WORK TO BE COMPLETED: Repeat the data verbatim.

-- GIVEN INFORMATION start --

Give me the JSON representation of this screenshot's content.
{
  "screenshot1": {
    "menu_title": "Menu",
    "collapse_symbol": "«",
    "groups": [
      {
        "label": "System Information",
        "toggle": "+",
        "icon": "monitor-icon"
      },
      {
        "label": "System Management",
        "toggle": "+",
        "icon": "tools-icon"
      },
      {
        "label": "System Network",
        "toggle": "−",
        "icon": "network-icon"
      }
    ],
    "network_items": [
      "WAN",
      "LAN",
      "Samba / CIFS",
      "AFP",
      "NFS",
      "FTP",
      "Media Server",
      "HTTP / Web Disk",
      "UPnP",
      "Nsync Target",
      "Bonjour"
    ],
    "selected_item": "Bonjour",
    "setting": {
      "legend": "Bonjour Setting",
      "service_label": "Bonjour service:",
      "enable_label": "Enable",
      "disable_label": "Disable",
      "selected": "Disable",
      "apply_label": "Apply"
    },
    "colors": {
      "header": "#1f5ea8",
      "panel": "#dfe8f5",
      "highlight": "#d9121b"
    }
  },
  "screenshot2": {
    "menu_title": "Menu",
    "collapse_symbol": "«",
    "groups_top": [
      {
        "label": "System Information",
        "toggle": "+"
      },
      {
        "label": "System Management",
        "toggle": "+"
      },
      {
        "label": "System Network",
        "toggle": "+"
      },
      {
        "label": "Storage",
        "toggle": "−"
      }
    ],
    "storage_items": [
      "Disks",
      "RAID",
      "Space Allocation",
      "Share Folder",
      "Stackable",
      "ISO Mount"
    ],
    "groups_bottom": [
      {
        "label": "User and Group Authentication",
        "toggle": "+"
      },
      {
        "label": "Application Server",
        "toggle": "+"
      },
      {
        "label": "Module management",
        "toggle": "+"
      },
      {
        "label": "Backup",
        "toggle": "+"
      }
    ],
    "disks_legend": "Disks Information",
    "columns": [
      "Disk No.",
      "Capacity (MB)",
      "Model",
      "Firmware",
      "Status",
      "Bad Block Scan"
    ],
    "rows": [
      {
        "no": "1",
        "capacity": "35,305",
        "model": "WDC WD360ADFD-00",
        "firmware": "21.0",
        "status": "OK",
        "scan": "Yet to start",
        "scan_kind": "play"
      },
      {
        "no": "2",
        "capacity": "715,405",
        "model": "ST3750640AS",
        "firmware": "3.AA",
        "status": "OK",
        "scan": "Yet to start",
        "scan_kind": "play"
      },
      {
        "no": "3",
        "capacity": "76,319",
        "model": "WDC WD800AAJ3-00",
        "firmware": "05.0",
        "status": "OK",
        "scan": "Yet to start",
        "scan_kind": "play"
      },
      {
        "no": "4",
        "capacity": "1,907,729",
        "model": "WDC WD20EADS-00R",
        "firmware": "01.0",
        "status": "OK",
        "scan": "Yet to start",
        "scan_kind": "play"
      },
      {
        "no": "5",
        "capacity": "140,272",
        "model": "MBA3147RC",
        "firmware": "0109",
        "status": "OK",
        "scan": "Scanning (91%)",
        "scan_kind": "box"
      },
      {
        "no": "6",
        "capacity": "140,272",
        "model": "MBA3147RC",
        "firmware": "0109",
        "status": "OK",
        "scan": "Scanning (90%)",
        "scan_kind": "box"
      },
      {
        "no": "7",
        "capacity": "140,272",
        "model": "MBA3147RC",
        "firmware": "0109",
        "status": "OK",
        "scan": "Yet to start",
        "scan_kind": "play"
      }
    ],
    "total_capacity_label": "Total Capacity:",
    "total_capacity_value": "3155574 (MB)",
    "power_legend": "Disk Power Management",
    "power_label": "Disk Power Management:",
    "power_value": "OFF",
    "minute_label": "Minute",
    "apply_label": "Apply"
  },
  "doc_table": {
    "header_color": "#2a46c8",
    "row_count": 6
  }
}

-- GIVEN INFORMATION end --

ANSWER BELOW:
Give me the JSON representation of this screenshot's content.
{
  "screenshot1": {
    "menu_title": "Menu",
    "collapse_symbol": "«",
    "groups": [
      {
        "label": "System Information",
        "toggle": "+",
        "icon": "monitor-icon"
      },
      {
        "label": "System Management",
        "toggle": "+",
        "icon": "tools-icon"
      },
      {
        "label": "System Network",
        "toggle": "−",
        "icon": "network-icon"
      }
    ],
    "network_items": [
      "WAN",
      "LAN",
      "Samba / CIFS",
      "AFP",
      "NFS",
      "FTP",
      "Media Server",
      "HTTP / Web Disk",
      "UPnP",
      "Nsync Target",
      "Bonjour"
    ],
    "selected_item": "Bonjour",
    "setting": {
      "legend": "Bonjour Setting",
      "service_label": "Bonjour service:",
      "enable_label": "Enable",
      "disable_label": "Disable",
      "selected": "Disable",
      "apply_label": "Apply"
    },
    "colors": {
      "header": "#1f5ea8",
      "panel": "#dfe8f5",
      "highlight": "#d9121b"
    }
  },
  "screenshot2": {
    "menu_title": "Menu",
    "collapse_symbol": "«",
    "groups_top": [
      {
        "label": "System Information",
        "toggle": "+"
      },
      {
        "label": "System Management",
        "toggle": "+"
      },
      {
        "label": "System Network",
        "toggle": "+"
      },
      {
        "label": "Storage",
        "toggle": "−"
      }
    ],
    "storage_items": [
      "Disks",
      "RAID",
      "Space Allocation",
      "Share Folder",
      "Stackable",
      "ISO Mount"
    ],
    "groups_bottom": [
      {
        "label": "User and Group Authentication",
        "toggle": "+"
      },
      {
        "label": "Application Server",
        "toggle": "+"
      },
      {
        "label": "Module management",
        "toggle": "+"
      },
      {
        "label": "Backup",
        "toggle": "+"
      }
    ],
    "disks_legend": "Disks Information",
    "columns": [
      "Disk No.",
      "Capacity (MB)",
      "Model",
      "Firmware",
      "Status",
      "Bad Block Scan"
    ],
    "rows": [
      {
        "no": "1",
        "capacity": "35,305",
        "model": "WDC WD360ADFD-00",
        "firmware": "21.0",
        "status": "OK",
        "scan": "Yet to start",
        "scan_kind": "play"
      },
      {
        "no": "2",
        "capacity": "715,405",
        "model": "ST3750640AS",
        "firmware": "3.AA",
        "status": "OK",
        "scan": "Yet to start",
        "scan_kind": "play"
      },
      {
        "no": "3",
        "capacity": "76,319",
        "model": "WDC WD800AAJ3-00",
        "firmware": "05.0",
        "status": "OK",
        "scan": "Yet to start",
        "scan_kind": "play"
      },
      {
        "no": "4",
        "capacity": "1,907,729",
        "model": "WDC WD20EADS-00R",
        "firmware": "01.0",
        "status": "OK",
        "scan": "Yet to start",
        "scan_kind": "play"
      },
      {
        "no": "5",
        "capacity": "140,272",
        "model": "MBA3147RC",
        "firmware": "0109",
        "status": "OK",
        "scan": "Scanning (91%)",
        "scan_kind": "box"
      },
      {
        "no": "6",
        "capacity": "140,272",
        "model": "MBA3147RC",
        "firmware": "0109",
        "status": "OK",
        "scan": "Scanning (90%)",
        "scan_kind": "box"
      },
      {
        "no": "7",
        "capacity": "140,272",
        "model": "MBA3147RC",
        "firmware": "0109",
        "status": "OK",
        "scan": "Yet to start",
        "scan_kind": "play"
      }
    ],
    "total_capacity_label": "Total Capacity:",
    "total_capacity_value": "3155574 (MB)",
    "power_legend": "Disk Power Management",
    "power_label": "Disk Power Management:",
    "power_value": "OFF",
    "minute_label": "Minute",
    "apply_label": "Apply"
  },
  "doc_table": {
    "header_color": "#2a46c8",
    "row_count": 6
  }
}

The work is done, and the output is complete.